YOUR TASK:
Your task is to retype each line of the data below exactly.

┌─ RECORD LIST

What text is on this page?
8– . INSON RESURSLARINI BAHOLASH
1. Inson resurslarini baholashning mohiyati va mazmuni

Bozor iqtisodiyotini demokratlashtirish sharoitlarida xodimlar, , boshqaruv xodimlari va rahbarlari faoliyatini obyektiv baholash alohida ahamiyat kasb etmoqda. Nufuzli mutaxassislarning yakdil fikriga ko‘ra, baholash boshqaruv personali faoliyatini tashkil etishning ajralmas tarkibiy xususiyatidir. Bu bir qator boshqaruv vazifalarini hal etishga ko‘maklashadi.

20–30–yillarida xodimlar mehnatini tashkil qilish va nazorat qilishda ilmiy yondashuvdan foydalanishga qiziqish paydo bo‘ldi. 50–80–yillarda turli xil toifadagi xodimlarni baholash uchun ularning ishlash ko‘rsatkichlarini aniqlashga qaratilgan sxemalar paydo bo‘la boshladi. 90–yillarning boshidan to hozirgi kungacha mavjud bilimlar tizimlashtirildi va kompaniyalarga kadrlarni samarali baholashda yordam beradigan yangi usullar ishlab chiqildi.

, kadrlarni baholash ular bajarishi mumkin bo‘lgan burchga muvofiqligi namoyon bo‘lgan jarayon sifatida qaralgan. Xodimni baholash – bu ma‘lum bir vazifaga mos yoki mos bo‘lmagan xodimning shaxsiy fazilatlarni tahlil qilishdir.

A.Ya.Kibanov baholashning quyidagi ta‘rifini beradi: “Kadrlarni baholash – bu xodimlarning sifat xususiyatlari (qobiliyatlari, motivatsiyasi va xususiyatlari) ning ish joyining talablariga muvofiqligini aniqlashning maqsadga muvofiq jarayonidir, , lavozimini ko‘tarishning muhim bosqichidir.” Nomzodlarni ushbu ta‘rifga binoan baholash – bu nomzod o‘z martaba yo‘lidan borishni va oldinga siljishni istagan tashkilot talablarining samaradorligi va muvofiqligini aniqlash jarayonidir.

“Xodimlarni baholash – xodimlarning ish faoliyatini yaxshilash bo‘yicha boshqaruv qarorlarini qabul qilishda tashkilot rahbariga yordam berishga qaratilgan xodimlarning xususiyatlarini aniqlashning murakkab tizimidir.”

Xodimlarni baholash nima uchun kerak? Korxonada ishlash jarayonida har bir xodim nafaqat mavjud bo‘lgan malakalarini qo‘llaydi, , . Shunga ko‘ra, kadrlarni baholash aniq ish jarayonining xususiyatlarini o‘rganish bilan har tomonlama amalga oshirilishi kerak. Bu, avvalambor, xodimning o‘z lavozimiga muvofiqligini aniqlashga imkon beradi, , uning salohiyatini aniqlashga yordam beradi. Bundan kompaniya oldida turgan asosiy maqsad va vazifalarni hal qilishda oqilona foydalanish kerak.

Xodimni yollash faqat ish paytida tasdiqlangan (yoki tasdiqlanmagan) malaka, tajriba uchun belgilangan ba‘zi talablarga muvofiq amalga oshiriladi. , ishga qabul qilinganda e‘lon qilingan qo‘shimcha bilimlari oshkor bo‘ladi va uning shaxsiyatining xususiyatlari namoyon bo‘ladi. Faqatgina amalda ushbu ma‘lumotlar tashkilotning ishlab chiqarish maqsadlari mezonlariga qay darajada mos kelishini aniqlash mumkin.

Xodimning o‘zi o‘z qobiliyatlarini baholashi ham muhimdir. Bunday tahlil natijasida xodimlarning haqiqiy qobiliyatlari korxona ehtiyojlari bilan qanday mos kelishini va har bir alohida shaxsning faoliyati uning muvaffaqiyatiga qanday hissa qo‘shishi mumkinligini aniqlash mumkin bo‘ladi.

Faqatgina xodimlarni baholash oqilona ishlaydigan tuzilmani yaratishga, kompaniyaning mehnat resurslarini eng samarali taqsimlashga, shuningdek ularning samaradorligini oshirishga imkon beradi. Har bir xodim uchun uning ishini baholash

└─

RESULT OF THIS EXERCISE:
What text is on this page?
8– . INSON RESURSLARINI BAHOLASH
1. Inson resurslarini baholashning mohiyati va mazmuni

Bozor iqtisodiyotini demokratlashtirish sharoitlarida xodimlar, , boshqaruv xodimlari va rahbarlari faoliyatini obyektiv baholash alohida ahamiyat kasb etmoqda. Nufuzli mutaxassislarning yakdil fikriga ko‘ra, baholash boshqaruv personali faoliyatini tashkil etishning ajralmas tarkibiy xususiyatidir. Bu bir qator boshqaruv vazifalarini hal etishga ko‘maklashadi.

20–30–yillarida xodimlar mehnatini tashkil qilish va nazorat qilishda ilmiy yondashuvdan foydalanishga qiziqish paydo bo‘ldi. 50–80–yillarda turli xil toifadagi xodimlarni baholash uchun ularning ishlash ko‘rsatkichlarini aniqlashga qaratilgan sxemalar paydo bo‘la boshladi. 90–yillarning boshidan to hozirgi kungacha mavjud bilimlar tizimlashtirildi va kompaniyalarga kadrlarni samarali baholashda yordam beradigan yangi usullar ishlab chiqildi.

, kadrlarni baholash ular bajarishi mumkin bo‘lgan burchga muvofiqligi namoyon bo‘lgan jarayon sifatida qaralgan. Xodimni baholash – bu ma‘lum bir vazifaga mos yoki mos bo‘lmagan xodimning shaxsiy fazilatlarni tahlil qilishdir.

A.Ya.Kibanov baholashning quyidagi ta‘rifini beradi: “Kadrlarni baholash – bu xodimlarning sifat xususiyatlari (qobiliyatlari, motivatsiyasi va xususiyatlari) ning ish joyining talablariga muvofiqligini aniqlashning maqsadga muvofiq jarayonidir, , lavozimini ko‘tarishning muhim bosqichidir.” Nomzodlarni ushbu ta‘rifga binoan baholash – bu nomzod o‘z martaba yo‘lidan borishni va oldinga siljishni istagan tashkilot talablarining samaradorligi va muvofiqligini aniqlash jarayonidir.

“Xodimlarni baholash – xodimlarning ish faoliyatini yaxshilash bo‘yicha boshqaruv qarorlarini qabul qilishda tashkilot rahbariga yordam berishga qaratilgan xodimlarning xususiyatlarini aniqlashning murakkab tizimidir.”

Xodimlarni baholash nima uchun kerak? Korxonada ishlash jarayonida har bir xodim nafaqat mavjud bo‘lgan malakalarini qo‘llaydi, , . Shunga ko‘ra, kadrlarni baholash aniq ish jarayonining xususiyatlarini o‘rganish bilan har tomonlama amalga oshirilishi kerak. Bu, avvalambor, xodimning o‘z lavozimiga muvofiqligini aniqlashga imkon beradi, , uning salohiyatini aniqlashga yordam beradi. Bundan kompaniya oldida turgan asosiy maqsad va vazifalarni hal qilishda oqilona foydalanish kerak.

Xodimni yollash faqat ish paytida tasdiqlangan (yoki tasdiqlanmagan) malaka, tajriba uchun belgilangan ba‘zi talablarga muvofiq amalga oshiriladi. , ishga qabul qilinganda e‘lon qilingan qo‘shimcha bilimlari oshkor bo‘ladi va uning shaxsiyatining xususiyatlari namoyon bo‘ladi. Faqatgina amalda ushbu ma‘lumotlar tashkilotning ishlab chiqarish maqsadlari mezonlariga qay darajada mos kelishini aniqlash mumkin.

Xodimning o‘zi o‘z qobiliyatlarini baholashi ham muhimdir. Bunday tahlil natijasida xodimlarning haqiqiy qobiliyatlari korxona ehtiyojlari bilan qanday mos kelishini va har bir alohida shaxsning faoliyati uning muvaffaqiyatiga qanday hissa qo‘shishi mumkinligini aniqlash mumkin bo‘ladi.

Faqatgina xodimlarni baholash oqilona ishlaydigan tuzilmani yaratishga, kompaniyaning mehnat resurslarini eng samarali taqsimlashga, shuningdek ularning samaradorligini oshirishga imkon beradi. Har bir xodim uchun uning ishini baholash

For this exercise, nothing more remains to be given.